(Rows from a figure dataset)
%%

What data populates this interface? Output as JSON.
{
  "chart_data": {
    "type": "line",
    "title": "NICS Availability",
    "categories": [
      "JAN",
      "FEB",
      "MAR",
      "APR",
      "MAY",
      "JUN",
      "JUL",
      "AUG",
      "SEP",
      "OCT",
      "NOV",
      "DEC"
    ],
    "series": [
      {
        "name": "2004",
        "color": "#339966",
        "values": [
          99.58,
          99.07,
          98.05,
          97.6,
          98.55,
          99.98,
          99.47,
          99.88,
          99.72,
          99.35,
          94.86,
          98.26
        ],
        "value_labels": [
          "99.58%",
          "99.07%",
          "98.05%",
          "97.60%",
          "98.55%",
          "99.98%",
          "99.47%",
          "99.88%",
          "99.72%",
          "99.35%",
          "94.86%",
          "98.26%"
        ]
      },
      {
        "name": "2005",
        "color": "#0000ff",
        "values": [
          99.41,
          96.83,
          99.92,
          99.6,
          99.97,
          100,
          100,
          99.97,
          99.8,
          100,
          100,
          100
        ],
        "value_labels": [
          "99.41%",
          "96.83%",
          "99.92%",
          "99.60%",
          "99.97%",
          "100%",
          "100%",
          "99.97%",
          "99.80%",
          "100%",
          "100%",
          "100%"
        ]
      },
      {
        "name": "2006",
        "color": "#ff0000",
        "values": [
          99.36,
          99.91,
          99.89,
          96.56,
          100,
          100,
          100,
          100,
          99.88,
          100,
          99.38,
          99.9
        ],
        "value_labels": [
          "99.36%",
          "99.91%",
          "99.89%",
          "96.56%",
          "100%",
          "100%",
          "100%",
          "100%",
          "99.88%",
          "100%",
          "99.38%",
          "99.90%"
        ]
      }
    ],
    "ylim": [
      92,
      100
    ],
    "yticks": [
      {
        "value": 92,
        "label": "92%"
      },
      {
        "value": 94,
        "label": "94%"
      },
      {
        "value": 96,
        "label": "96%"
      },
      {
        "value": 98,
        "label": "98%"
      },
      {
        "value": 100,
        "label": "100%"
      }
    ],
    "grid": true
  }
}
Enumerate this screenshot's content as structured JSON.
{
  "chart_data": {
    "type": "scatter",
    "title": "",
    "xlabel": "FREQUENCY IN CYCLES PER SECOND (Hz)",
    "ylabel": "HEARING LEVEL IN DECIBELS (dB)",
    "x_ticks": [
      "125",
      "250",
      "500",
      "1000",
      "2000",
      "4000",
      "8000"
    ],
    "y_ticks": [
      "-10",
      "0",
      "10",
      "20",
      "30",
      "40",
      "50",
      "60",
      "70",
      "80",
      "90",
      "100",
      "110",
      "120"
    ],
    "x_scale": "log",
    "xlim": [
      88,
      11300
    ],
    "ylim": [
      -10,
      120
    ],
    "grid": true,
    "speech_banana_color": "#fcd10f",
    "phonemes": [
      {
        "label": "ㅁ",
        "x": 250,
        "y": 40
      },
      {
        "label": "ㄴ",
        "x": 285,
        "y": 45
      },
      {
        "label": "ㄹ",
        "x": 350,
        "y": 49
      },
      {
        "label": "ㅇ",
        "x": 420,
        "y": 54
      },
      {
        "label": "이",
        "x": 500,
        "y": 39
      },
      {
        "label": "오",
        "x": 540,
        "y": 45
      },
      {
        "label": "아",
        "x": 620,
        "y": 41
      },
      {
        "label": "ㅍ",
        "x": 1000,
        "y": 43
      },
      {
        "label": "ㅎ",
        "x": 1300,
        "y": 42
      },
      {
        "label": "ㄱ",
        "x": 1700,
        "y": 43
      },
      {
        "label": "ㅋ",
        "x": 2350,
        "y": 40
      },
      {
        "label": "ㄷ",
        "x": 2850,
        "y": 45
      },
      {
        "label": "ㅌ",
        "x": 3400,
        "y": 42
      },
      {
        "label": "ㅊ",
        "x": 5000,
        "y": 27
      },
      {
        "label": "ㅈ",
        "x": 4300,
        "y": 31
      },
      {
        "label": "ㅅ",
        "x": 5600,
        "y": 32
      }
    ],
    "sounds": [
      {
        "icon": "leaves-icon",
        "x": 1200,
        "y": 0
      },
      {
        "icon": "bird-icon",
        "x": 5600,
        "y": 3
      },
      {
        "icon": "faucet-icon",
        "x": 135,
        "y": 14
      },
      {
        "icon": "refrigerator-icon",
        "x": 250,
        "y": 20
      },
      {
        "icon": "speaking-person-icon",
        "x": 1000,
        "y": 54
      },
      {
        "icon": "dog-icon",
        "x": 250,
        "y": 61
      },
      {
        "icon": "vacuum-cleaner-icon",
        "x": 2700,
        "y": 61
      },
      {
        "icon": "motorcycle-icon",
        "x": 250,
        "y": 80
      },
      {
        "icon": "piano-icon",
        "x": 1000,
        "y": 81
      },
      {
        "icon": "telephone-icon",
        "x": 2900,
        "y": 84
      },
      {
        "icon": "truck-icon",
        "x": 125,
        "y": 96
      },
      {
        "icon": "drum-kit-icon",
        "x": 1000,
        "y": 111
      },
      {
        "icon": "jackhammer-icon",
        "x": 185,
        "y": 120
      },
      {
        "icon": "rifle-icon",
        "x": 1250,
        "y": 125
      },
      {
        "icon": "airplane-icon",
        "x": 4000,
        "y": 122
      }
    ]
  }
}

%%

WHAT THE EXERCISE ASKS: Retype the whole listing above exactly.

CORRECT RESULT:
What data populates this interface? Output as JSON.
{
  "chart_data": {
    "type": "line",
    "title": "NICS Availability",
    "categories": [
      "JAN",
      "FEB",
      "MAR",
      "APR",
      "MAY",
      "JUN",
      "JUL",
      "AUG",
      "SEP",
      "OCT",
      "NOV",
      "DEC"
    ],
    "series": [
      {
        "name": "2004",
        "color": "#339966",
        "values": [
          99.58,
          99.07,
          98.05,
          97.6,
          98.55,
          99.98,
          99.47,
          99.88,
          99.72,
          99.35,
          94.86,
          98.26
        ],
        "value_labels": [
          "99.58%",
          "99.07%",
          "98.05%",
          "97.60%",
          "98.55%",
          "99.98%",
          "99.47%",
          "99.88%",
          "99.72%",
          "99.35%",
          "94.86%",
          "98.26%"
        ]
      },
      {
        "name": "2005",
        "color": "#0000ff",
        "values": [
          99.41,
          96.83,
          99.92,
          99.6,
          99.97,
          100,
          100,
          99.97,
          99.8,
          100,
          100,
          100
        ],
        "value_labels": [
          "99.41%",
          "96.83%",
          "99.92%",
          "99.60%",
          "99.97%",
          "100%",
          "100%",
          "99.97%",
          "99.80%",
          "100%",
          "100%",
          "100%"
        ]
      },
      {
        "name": "2006",
        "color": "#ff0000",
        "values": [
          99.36,
          99.91,
          99.89,
          96.56,
          100,
          100,
          100,
          100,
          99.88,
          100,
          99.38,
          99.9
        ],
        "value_labels": [
          "99.36%",
          "99.91%",
          "99.89%",
          "96.56%",
          "100%",
          "100%",
          "100%",
          "100%",
          "99.88%",
          "100%",
          "99.38%",
          "99.90%"
        ]
      }
    ],
    "ylim": [
      92,
      100
    ],
    "yticks": [
      {
        "value": 92,
        "label": "92%"
      },
      {
        "value": 94,
        "label": "94%"
      },
      {
        "value": 96,
        "label": "96%"
      },
      {
        "value": 98,
        "label": "98%"
      },
      {
        "value": 100,
        "label": "100%"
      }
    ],
    "grid": true
  }
}
Enumerate this screenshot's content as structured JSON.
{
  "chart_data": {
    "type": "scatter",
    "title": "",
    "xlabel": "FREQUENCY IN CYCLES PER SECOND (Hz)",
    "ylabel": "HEARING LEVEL IN DECIBELS (dB)",
    "x_ticks": [
      "125",
      "250",
      "500",
      "1000",
      "2000",
      "4000",
      "8000"
    ],
    "y_ticks": [
      "-10",
      "0",
      "10",
      "20",
      "30",
      "40",
      "50",
      "60",
      "70",
      "80",
      "90",
      "100",
      "110",
      "120"
    ],
    "x_scale": "log",
    "xlim": [
      88,
      11300
    ],
    "ylim": [
      -10,
      120
    ],
    "grid": true,
    "speech_banana_color": "#fcd10f",
    "phonemes": [
      {
        "label": "ㅁ",
        "x": 250,
        "y": 40
      },
      {
        "label": "ㄴ",
        "x": 285,
        "y": 45
      },
      {
        "label": "ㄹ",
        "x": 350,
        "y": 49
      },
      {
        "label": "ㅇ",
        "x": 420,
        "y": 54
      },
      {
        "label": "이",
        "x": 500,
        "y": 39
      },
      {
        "label": "오",
        "x": 540,
        "y": 45
      },
      {
        "label": "아",
        "x": 620,
        "y": 41
      },
      {
        "label": "ㅍ",
        "x": 1000,
        "y": 43
      },
      {
        "label": "ㅎ",
        "x": 1300,
        "y": 42
      },
      {
        "label": "ㄱ",
        "x": 1700,
        "y": 43
      },
      {
        "label": "ㅋ",
        "x": 2350,
        "y": 40
      },
      {
        "label": "ㄷ",
        "x": 2850,
        "y": 45
      },
      {
        "label": "ㅌ",
        "x": 3400,
        "y": 42
      },
      {
        "label": "ㅊ",
        "x": 5000,
        "y": 27
      },
      {
        "label": "ㅈ",
        "x": 4300,
        "y": 31
      },
      {
        "label": "ㅅ",
        "x": 5600,
        "y": 32
      }
    ],
    "sounds": [
      {
        "icon": "leaves-icon",
        "x": 1200,
        "y": 0
      },
      {
        "icon": "bird-icon",
        "x": 5600,
        "y": 3
      },
      {
        "icon": "faucet-icon",
        "x": 135,
        "y": 14
      },
      {
        "icon": "refrigerator-icon",
        "x": 250,
        "y": 20
      },
      {
        "icon": "speaking-person-icon",
        "x": 1000,
        "y": 54
      },
      {
        "icon": "dog-icon",
        "x": 250,
        "y": 61
      },
      {
        "icon": "vacuum-cleaner-icon",
        "x": 2700,
        "y": 61
      },
      {
        "icon": "motorcycle-icon",
        "x": 250,
        "y": 80
      },
      {
        "icon": "piano-icon",
        "x": 1000,
        "y": 81
      },
      {
        "icon": "telephone-icon",
        "x": 2900,
        "y": 84
      },
      {
        "icon": "truck-icon",
        "x": 125,
        "y": 96
      },
      {
        "icon": "drum-kit-icon",
        "x": 1000,
        "y": 111
      },
      {
        "icon": "jackhammer-icon",
        "x": 185,
        "y": 120
      },
      {
        "icon": "rifle-icon",
        "x": 1250,
        "y": 125
      },
      {
        "icon": "airplane-icon",
        "x": 4000,
        "y": 122
      }
    ]
  }
}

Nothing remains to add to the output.